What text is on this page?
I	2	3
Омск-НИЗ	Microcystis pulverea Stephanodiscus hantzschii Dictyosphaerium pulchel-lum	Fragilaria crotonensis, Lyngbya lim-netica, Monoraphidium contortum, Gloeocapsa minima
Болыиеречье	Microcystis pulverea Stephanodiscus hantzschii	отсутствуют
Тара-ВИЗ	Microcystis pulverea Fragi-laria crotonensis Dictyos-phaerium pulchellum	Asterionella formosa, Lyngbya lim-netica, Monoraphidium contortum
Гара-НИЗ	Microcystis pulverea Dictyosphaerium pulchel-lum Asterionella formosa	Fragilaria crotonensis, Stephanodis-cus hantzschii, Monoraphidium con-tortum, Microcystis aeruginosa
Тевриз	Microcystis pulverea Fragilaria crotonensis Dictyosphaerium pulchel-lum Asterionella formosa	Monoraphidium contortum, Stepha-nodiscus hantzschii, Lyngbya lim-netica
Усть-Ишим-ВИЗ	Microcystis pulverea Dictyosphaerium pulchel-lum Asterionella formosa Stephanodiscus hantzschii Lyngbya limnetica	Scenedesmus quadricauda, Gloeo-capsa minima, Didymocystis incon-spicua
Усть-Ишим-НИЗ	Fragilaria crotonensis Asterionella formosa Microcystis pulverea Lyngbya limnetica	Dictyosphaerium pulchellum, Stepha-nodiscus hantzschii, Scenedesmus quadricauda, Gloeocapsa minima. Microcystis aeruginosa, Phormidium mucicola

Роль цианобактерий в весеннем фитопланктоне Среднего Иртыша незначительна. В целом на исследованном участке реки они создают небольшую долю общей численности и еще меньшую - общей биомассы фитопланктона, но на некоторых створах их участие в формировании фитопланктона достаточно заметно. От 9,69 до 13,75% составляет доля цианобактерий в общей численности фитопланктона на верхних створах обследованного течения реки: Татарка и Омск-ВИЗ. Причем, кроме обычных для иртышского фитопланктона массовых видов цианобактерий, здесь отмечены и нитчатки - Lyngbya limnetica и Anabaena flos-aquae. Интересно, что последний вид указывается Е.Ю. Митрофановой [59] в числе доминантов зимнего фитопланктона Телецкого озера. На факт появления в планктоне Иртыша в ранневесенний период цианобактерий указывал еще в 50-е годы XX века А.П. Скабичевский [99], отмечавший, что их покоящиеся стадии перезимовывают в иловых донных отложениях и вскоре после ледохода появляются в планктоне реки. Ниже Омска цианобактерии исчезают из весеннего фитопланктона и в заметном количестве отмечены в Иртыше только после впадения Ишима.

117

####

Write out the listing once more, matching it exactly.

What text is on this page?
I	2	3
Омск-НИЗ	Microcystis pulverea Stephanodiscus hantzschii Dictyosphaerium pulchel-lum	Fragilaria crotonensis, Lyngbya lim-netica, Monoraphidium contortum, Gloeocapsa minima
Болыиеречье	Microcystis pulverea Stephanodiscus hantzschii	отсутствуют
Тара-ВИЗ	Microcystis pulverea Fragi-laria crotonensis Dictyos-phaerium pulchellum	Asterionella formosa, Lyngbya lim-netica, Monoraphidium contortum
Гара-НИЗ	Microcystis pulverea Dictyosphaerium pulchel-lum Asterionella formosa	Fragilaria crotonensis, Stephanodis-cus hantzschii, Monoraphidium con-tortum, Microcystis aeruginosa
Тевриз	Microcystis pulverea Fragilaria crotonensis Dictyosphaerium pulchel-lum Asterionella formosa	Monoraphidium contortum, Stepha-nodiscus hantzschii, Lyngbya lim-netica
Усть-Ишим-ВИЗ	Microcystis pulverea Dictyosphaerium pulchel-lum Asterionella formosa Stephanodiscus hantzschii Lyngbya limnetica	Scenedesmus quadricauda, Gloeo-capsa minima, Didymocystis incon-spicua
Усть-Ишим-НИЗ	Fragilaria crotonensis Asterionella formosa Microcystis pulverea Lyngbya limnetica	Dictyosphaerium pulchellum, Stepha-nodiscus hantzschii, Scenedesmus quadricauda, Gloeocapsa minima. Microcystis aeruginosa, Phormidium mucicola

Роль цианобактерий в весеннем фитопланктоне Среднего Иртыша незначительна. В целом на исследованном участке реки они создают небольшую долю общей численности и еще меньшую - общей биомассы фитопланктона, но на некоторых створах их участие в формировании фитопланктона достаточно заметно. От 9,69 до 13,75% составляет доля цианобактерий в общей численности фитопланктона на верхних створах обследованного течения реки: Татарка и Омск-ВИЗ. Причем, кроме обычных для иртышского фитопланктона массовых видов цианобактерий, здесь отмечены и нитчатки - Lyngbya limnetica и Anabaena flos-aquae. Интересно, что последний вид указывается Е.Ю. Митрофановой [59] в числе доминантов зимнего фитопланктона Телецкого озера. На факт появления в планктоне Иртыша в ранневесенний период цианобактерий указывал еще в 50-е годы XX века А.П. Скабичевский [99], отмечавший, что их покоящиеся стадии перезимовывают в иловых донных отложениях и вскоре после ледохода появляются в планктоне реки. Ниже Омска цианобактерии исчезают из весеннего фитопланктона и в заметном количестве отмечены в Иртыше только после впадения Ишима.

117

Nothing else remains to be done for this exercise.